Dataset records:
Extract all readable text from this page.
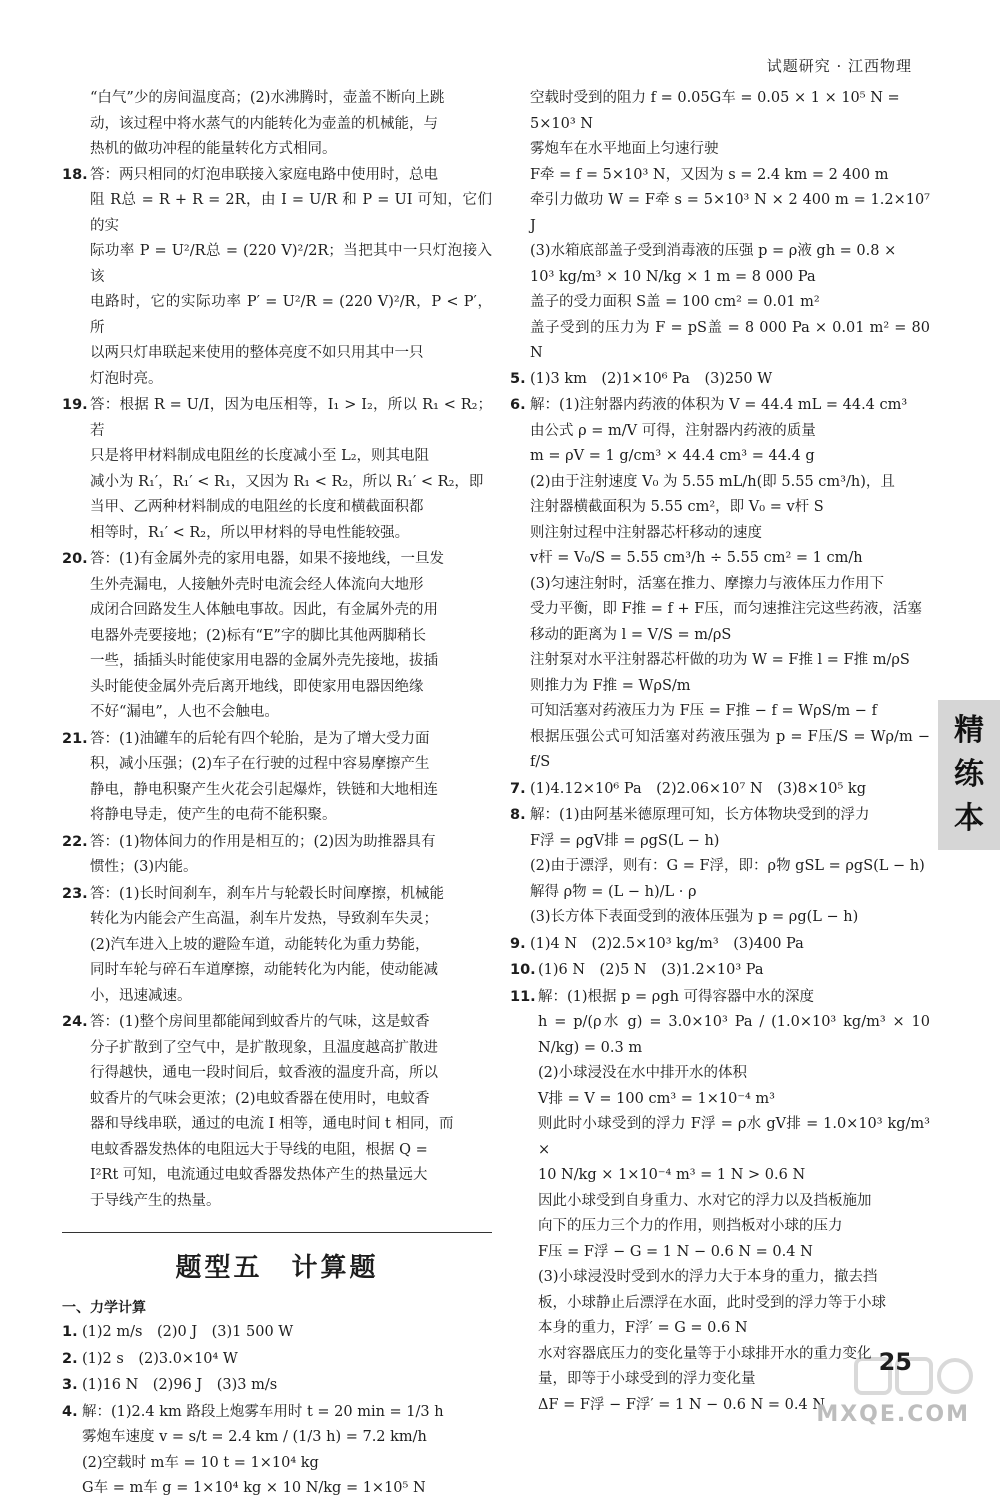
试题研究 · 江西物理

“白气”少的房间温度高；(2)水沸腾时，壶盖不断向上跳

动，该过程中将水蒸气的内能转化为壶盖的机械能，与

热机的做功冲程的能量转化方式相同。

18. 答：两只相同的灯泡串联接入家庭电路中使用时，总电

阻 R总 = R + R = 2R，由 I = U/R 和 P = UI 可知，它们的实

际功率 P = U²/R总 = (220 V)²/2R；当把其中一只灯泡接入该

电路时，它的实际功率 P′ = U²/R = (220 V)²/R，P < P′，所

以两只灯串联起来使用的整体亮度不如只用其中一只

灯泡时亮。

19. 答：根据 R = U/I，因为电压相等，I₁ > I₂，所以 R₁ < R₂；若

只是将甲材料制成电阻丝的长度减小至 L₂，则其电阻

减小为 R₁′，R₁′ < R₁，又因为 R₁ < R₂，所以 R₁′ < R₂，即

当甲、乙两种材料制成的电阻丝的长度和横截面积都

相等时，R₁′ < R₂，所以甲材料的导电性能较强。

20. 答：(1)有金属外壳的家用电器，如果不接地线，一旦发

生外壳漏电，人接触外壳时电流会经人体流向大地形

成闭合回路发生人体触电事故。因此，有金属外壳的用

电器外壳要接地；(2)标有“E”字的脚比其他两脚稍长

一些，插插头时能使家用电器的金属外壳先接地，拔插

头时能使金属外壳后离开地线，即使家用电器因绝缘

不好“漏电”，人也不会触电。

21. 答：(1)油罐车的后轮有四个轮胎，是为了增大受力面

积，减小压强；(2)车子在行驶的过程中容易摩擦产生

静电，静电积聚产生火花会引起爆炸，铁链和大地相连

将静电导走，使产生的电荷不能积聚。

22. 答：(1)物体间力的作用是相互的；(2)因为助推器具有

惯性；(3)内能。

23. 答：(1)长时间刹车，刹车片与轮毂长时间摩擦，机械能

转化为内能会产生高温，刹车片发热，导致刹车失灵；

(2)汽车进入上坡的避险车道，动能转化为重力势能，

同时车轮与碎石车道摩擦，动能转化为内能，使动能减

小，迅速减速。

24. 答：(1)整个房间里都能闻到蚊香片的气味，这是蚊香

分子扩散到了空气中，是扩散现象，且温度越高扩散进

行得越快，通电一段时间后，蚊香液的温度升高，所以

蚊香片的气味会更浓；(2)电蚊香器在使用时，电蚊香

器和导线串联，通过的电流 I 相等，通电时间 t 相同，而

电蚊香器发热体的电阻远大于导线的电阻，根据 Q =

I²Rt 可知，电流通过电蚊香器发热体产生的热量远大

于导线产生的热量。

题型五　计算题

一、力学计算

1. (1)2 m/s　(2)0 J　(3)1 500 W

2. (1)2 s　(2)3.0×10⁴ W

3. (1)16 N　(2)96 J　(3)3 m/s

4. 解：(1)2.4 km 路段上炮雾车用时 t = 20 min = 1/3 h

雾炮车速度 v = s/t = 2.4 km / (1/3 h) = 7.2 km/h

(2)空载时 m车 = 10 t = 1×10⁴ kg

G车 = m车 g = 1×10⁴ kg × 10 N/kg = 1×10⁵ N

空载时受到的阻力 f = 0.05G车 = 0.05 × 1 × 10⁵ N =

5×10³ N

雾炮车在水平地面上匀速行驶

F牵 = f = 5×10³ N，又因为 s = 2.4 km = 2 400 m

牵引力做功 W = F牵 s = 5×10³ N × 2 400 m = 1.2×10⁷ J

(3)水箱底部盖子受到消毒液的压强 p = ρ液 gh = 0.8 ×

10³ kg/m³ × 10 N/kg × 1 m = 8 000 Pa

盖子的受力面积 S盖 = 100 cm² = 0.01 m²

盖子受到的压力为 F = pS盖 = 8 000 Pa × 0.01 m² = 80 N

5. (1)3 km　(2)1×10⁶ Pa　(3)250 W

6. 解：(1)注射器内药液的体积为 V = 44.4 mL = 44.4 cm³

由公式 ρ = m/V 可得，注射器内药液的质量

m = ρV = 1 g/cm³ × 44.4 cm³ = 44.4 g

(2)由于注射速度 V₀ 为 5.55 mL/h(即 5.55 cm³/h)，且

注射器横截面积为 5.55 cm²，即 V₀ = v杆 S

则注射过程中注射器芯杆移动的速度

v杆 = V₀/S = 5.55 cm³/h ÷ 5.55 cm² = 1 cm/h

(3)匀速注射时，活塞在推力、摩擦力与液体压力作用下

受力平衡，即 F推 = f + F压，而匀速推注完这些药液，活塞

移动的距离为 l = V/S = m/ρS

注射泵对水平注射器芯杆做的功为 W = F推 l = F推 m/ρS

则推力为 F推 = WρS/m

可知活塞对药液压力为 F压 = F推 − f = WρS/m − f

根据压强公式可知活塞对药液压强为 p = F压/S = Wρ/m − f/S

7. (1)4.12×10⁶ Pa　(2)2.06×10⁷ N　(3)8×10⁵ kg

8. 解：(1)由阿基米德原理可知，长方体物块受到的浮力

F浮 = ρgV排 = ρgS(L − h)

(2)由于漂浮，则有：G = F浮，即：ρ物 gSL = ρgS(L − h)

解得 ρ物 = (L − h)/L · ρ

(3)长方体下表面受到的液体压强为 p = ρg(L − h)

9. (1)4 N　(2)2.5×10³ kg/m³　(3)400 Pa

10. (1)6 N　(2)5 N　(3)1.2×10³ Pa

11. 解：(1)根据 p = ρgh 可得容器中水的深度

h = p/(ρ水 g) = 3.0×10³ Pa / (1.0×10³ kg/m³ × 10 N/kg) = 0.3 m

(2)小球浸没在水中排开水的体积

V排 = V = 100 cm³ = 1×10⁻⁴ m³

则此时小球受到的浮力 F浮 = ρ水 gV排 = 1.0×10³ kg/m³ ×

10 N/kg × 1×10⁻⁴ m³ = 1 N > 0.6 N

因此小球受到自身重力、水对它的浮力以及挡板施加

向下的压力三个力的作用，则挡板对小球的压力

F压 = F浮 − G = 1 N − 0.6 N = 0.4 N

(3)小球浸没时受到水的浮力大于本身的重力，撤去挡

板，小球静止后漂浮在水面，此时受到的浮力等于小球

本身的重力，F浮′ = G = 0.6 N

水对容器底压力的变化量等于小球排开水的重力变化

量，即等于小球受到的浮力变化量

ΔF = F浮 − F浮′ = 1 N − 0.6 N = 0.4 N

精
练
本
25
MXQE.COM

GIVEN REQUEST
Reproduce the material above in full and without alteration, but skip all pictures.

RESULT
Extract all readable text from this page.
试题研究 · 江西物理

“白气”少的房间温度高；(2)水沸腾时，壶盖不断向上跳

动，该过程中将水蒸气的内能转化为壶盖的机械能，与

热机的做功冲程的能量转化方式相同。

18. 答：两只相同的灯泡串联接入家庭电路中使用时，总电

阻 R总 = R + R = 2R，由 I = U/R 和 P = UI 可知，它们的实

际功率 P = U²/R总 = (220 V)²/2R；当把其中一只灯泡接入该

电路时，它的实际功率 P′ = U²/R = (220 V)²/R，P < P′，所

以两只灯串联起来使用的整体亮度不如只用其中一只

灯泡时亮。

19. 答：根据 R = U/I，因为电压相等，I₁ > I₂，所以 R₁ < R₂；若

只是将甲材料制成电阻丝的长度减小至 L₂，则其电阻

减小为 R₁′，R₁′ < R₁，又因为 R₁ < R₂，所以 R₁′ < R₂，即

当甲、乙两种材料制成的电阻丝的长度和横截面积都

相等时，R₁′ < R₂，所以甲材料的导电性能较强。

20. 答：(1)有金属外壳的家用电器，如果不接地线，一旦发

生外壳漏电，人接触外壳时电流会经人体流向大地形

成闭合回路发生人体触电事故。因此，有金属外壳的用

电器外壳要接地；(2)标有“E”字的脚比其他两脚稍长

一些，插插头时能使家用电器的金属外壳先接地，拔插

头时能使金属外壳后离开地线，即使家用电器因绝缘

不好“漏电”，人也不会触电。

21. 答：(1)油罐车的后轮有四个轮胎，是为了增大受力面

积，减小压强；(2)车子在行驶的过程中容易摩擦产生

静电，静电积聚产生火花会引起爆炸，铁链和大地相连

将静电导走，使产生的电荷不能积聚。

22. 答：(1)物体间力的作用是相互的；(2)因为助推器具有

惯性；(3)内能。

23. 答：(1)长时间刹车，刹车片与轮毂长时间摩擦，机械能

转化为内能会产生高温，刹车片发热，导致刹车失灵；

(2)汽车进入上坡的避险车道，动能转化为重力势能，

同时车轮与碎石车道摩擦，动能转化为内能，使动能减

小，迅速减速。

24. 答：(1)整个房间里都能闻到蚊香片的气味，这是蚊香

分子扩散到了空气中，是扩散现象，且温度越高扩散进

行得越快，通电一段时间后，蚊香液的温度升高，所以

蚊香片的气味会更浓；(2)电蚊香器在使用时，电蚊香

器和导线串联，通过的电流 I 相等，通电时间 t 相同，而

电蚊香器发热体的电阻远大于导线的电阻，根据 Q =

I²Rt 可知，电流通过电蚊香器发热体产生的热量远大

于导线产生的热量。

题型五　计算题

一、力学计算

1. (1)2 m/s　(2)0 J　(3)1 500 W

2. (1)2 s　(2)3.0×10⁴ W

3. (1)16 N　(2)96 J　(3)3 m/s

4. 解：(1)2.4 km 路段上炮雾车用时 t = 20 min = 1/3 h

雾炮车速度 v = s/t = 2.4 km / (1/3 h) = 7.2 km/h

(2)空载时 m车 = 10 t = 1×10⁴ kg

G车 = m车 g = 1×10⁴ kg × 10 N/kg = 1×10⁵ N

空载时受到的阻力 f = 0.05G车 = 0.05 × 1 × 10⁵ N =

5×10³ N

雾炮车在水平地面上匀速行驶

F牵 = f = 5×10³ N，又因为 s = 2.4 km = 2 400 m

牵引力做功 W = F牵 s = 5×10³ N × 2 400 m = 1.2×10⁷ J

(3)水箱底部盖子受到消毒液的压强 p = ρ液 gh = 0.8 ×

10³ kg/m³ × 10 N/kg × 1 m = 8 000 Pa

盖子的受力面积 S盖 = 100 cm² = 0.01 m²

盖子受到的压力为 F = pS盖 = 8 000 Pa × 0.01 m² = 80 N

5. (1)3 km　(2)1×10⁶ Pa　(3)250 W

6. 解：(1)注射器内药液的体积为 V = 44.4 mL = 44.4 cm³

由公式 ρ = m/V 可得，注射器内药液的质量

m = ρV = 1 g/cm³ × 44.4 cm³ = 44.4 g

(2)由于注射速度 V₀ 为 5.55 mL/h(即 5.55 cm³/h)，且

注射器横截面积为 5.55 cm²，即 V₀ = v杆 S

则注射过程中注射器芯杆移动的速度

v杆 = V₀/S = 5.55 cm³/h ÷ 5.55 cm² = 1 cm/h

(3)匀速注射时，活塞在推力、摩擦力与液体压力作用下

受力平衡，即 F推 = f + F压，而匀速推注完这些药液，活塞

移动的距离为 l = V/S = m/ρS

注射泵对水平注射器芯杆做的功为 W = F推 l = F推 m/ρS

则推力为 F推 = WρS/m

可知活塞对药液压力为 F压 = F推 − f = WρS/m − f

根据压强公式可知活塞对药液压强为 p = F压/S = Wρ/m − f/S

7. (1)4.12×10⁶ Pa　(2)2.06×10⁷ N　(3)8×10⁵ kg

8. 解：(1)由阿基米德原理可知，长方体物块受到的浮力

F浮 = ρgV排 = ρgS(L − h)

(2)由于漂浮，则有：G = F浮，即：ρ物 gSL = ρgS(L − h)

解得 ρ物 = (L − h)/L · ρ

(3)长方体下表面受到的液体压强为 p = ρg(L − h)

9. (1)4 N　(2)2.5×10³ kg/m³　(3)400 Pa

10. (1)6 N　(2)5 N　(3)1.2×10³ Pa

11. 解：(1)根据 p = ρgh 可得容器中水的深度

h = p/(ρ水 g) = 3.0×10³ Pa / (1.0×10³ kg/m³ × 10 N/kg) = 0.3 m

(2)小球浸没在水中排开水的体积

V排 = V = 100 cm³ = 1×10⁻⁴ m³

则此时小球受到的浮力 F浮 = ρ水 gV排 = 1.0×10³ kg/m³ ×

10 N/kg × 1×10⁻⁴ m³ = 1 N > 0.6 N

因此小球受到自身重力、水对它的浮力以及挡板施加

向下的压力三个力的作用，则挡板对小球的压力

F压 = F浮 − G = 1 N − 0.6 N = 0.4 N

(3)小球浸没时受到水的浮力大于本身的重力，撤去挡

板，小球静止后漂浮在水面，此时受到的浮力等于小球

本身的重力，F浮′ = G = 0.6 N

水对容器底压力的变化量等于小球排开水的重力变化

量，即等于小球受到的浮力变化量

ΔF = F浮 − F浮′ = 1 N − 0.6 N = 0.4 N

精
练
本
25
MXQE.COM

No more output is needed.